▸ **Exercise aim**
Scan the lines below; pull out those with "mendoj".

▸ **Dataset rows**
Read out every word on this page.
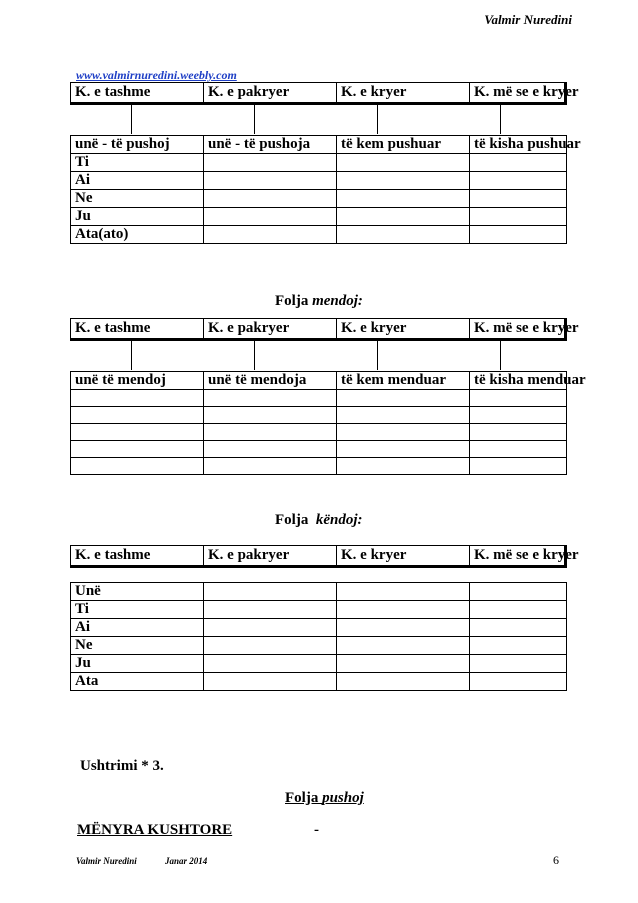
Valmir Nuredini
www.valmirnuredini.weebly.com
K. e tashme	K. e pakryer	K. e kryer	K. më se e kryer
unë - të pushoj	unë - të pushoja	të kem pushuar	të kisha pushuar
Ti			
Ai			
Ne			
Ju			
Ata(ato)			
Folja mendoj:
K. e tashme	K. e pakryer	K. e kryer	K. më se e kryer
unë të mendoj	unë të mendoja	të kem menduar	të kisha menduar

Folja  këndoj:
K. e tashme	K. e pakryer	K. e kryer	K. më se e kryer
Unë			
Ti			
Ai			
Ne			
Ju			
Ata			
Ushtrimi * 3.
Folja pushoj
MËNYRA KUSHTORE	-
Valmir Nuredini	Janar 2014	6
* * *
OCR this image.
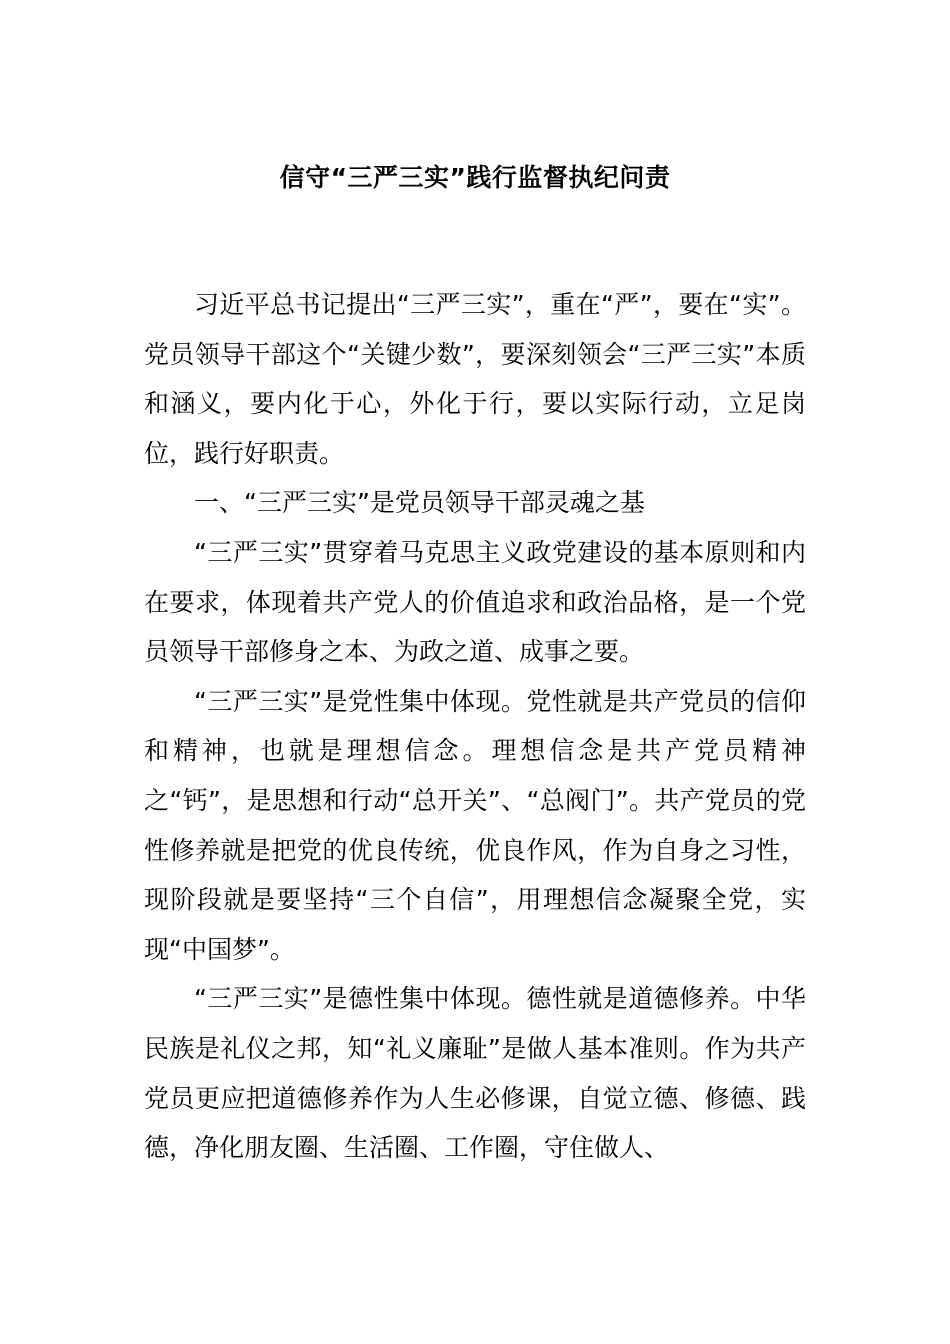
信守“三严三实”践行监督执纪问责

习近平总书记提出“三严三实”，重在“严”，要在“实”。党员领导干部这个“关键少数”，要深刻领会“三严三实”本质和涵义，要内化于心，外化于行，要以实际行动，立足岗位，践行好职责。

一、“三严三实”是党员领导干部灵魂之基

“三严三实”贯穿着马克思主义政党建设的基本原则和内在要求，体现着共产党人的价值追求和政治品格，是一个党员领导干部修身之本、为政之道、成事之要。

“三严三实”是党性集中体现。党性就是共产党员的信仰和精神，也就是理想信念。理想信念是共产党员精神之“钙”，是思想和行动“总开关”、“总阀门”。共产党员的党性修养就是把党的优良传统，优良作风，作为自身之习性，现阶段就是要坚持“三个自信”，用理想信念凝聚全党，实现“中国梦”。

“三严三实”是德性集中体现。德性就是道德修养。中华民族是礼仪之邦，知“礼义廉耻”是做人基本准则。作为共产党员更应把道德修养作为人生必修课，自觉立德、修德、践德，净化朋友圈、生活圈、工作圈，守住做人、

▸ **Full answer**
Folja mendoj:
unë të mendoj	unë të mendoja	të kem menduar	të kisha menduar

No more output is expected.